Data entries:
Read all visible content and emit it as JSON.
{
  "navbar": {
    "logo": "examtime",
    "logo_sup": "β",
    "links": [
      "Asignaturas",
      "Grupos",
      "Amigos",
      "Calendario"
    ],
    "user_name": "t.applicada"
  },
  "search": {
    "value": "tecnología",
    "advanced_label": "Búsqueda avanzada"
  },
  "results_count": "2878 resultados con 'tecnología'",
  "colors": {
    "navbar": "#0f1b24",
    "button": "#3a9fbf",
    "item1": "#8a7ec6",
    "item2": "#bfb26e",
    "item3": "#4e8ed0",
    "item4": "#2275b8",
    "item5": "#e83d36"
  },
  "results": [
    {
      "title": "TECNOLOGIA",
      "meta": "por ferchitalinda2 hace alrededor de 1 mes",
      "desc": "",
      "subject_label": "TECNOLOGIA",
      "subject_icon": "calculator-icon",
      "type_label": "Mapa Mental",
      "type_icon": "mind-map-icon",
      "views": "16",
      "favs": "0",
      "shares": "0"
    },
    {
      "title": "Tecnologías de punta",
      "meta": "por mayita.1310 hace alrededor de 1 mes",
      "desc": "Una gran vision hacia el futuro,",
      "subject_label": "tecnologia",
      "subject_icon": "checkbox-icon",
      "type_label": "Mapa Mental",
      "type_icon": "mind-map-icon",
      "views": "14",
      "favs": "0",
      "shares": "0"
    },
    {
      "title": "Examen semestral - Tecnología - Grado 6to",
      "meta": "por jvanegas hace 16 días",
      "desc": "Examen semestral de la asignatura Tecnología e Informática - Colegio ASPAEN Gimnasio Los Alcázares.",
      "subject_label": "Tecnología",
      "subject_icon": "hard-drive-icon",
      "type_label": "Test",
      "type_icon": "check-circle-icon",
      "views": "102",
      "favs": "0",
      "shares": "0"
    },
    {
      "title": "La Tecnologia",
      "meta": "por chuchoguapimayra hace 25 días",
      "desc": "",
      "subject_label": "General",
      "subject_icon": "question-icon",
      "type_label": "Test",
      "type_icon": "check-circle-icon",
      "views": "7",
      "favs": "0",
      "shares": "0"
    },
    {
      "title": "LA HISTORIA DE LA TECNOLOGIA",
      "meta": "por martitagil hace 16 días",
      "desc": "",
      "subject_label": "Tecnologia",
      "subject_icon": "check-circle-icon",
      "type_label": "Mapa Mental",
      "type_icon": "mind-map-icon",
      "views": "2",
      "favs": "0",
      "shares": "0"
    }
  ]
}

# TASK INSTRUCTIONS
Which lines in the records above contain the string "días"? Copy each one.

# COMPLETE OUTPUT
      "meta": "por jvanegas hace 16 días",
      "meta": "por chuchoguapimayra hace 25 días",
      "meta": "por martitagil hace 16 días",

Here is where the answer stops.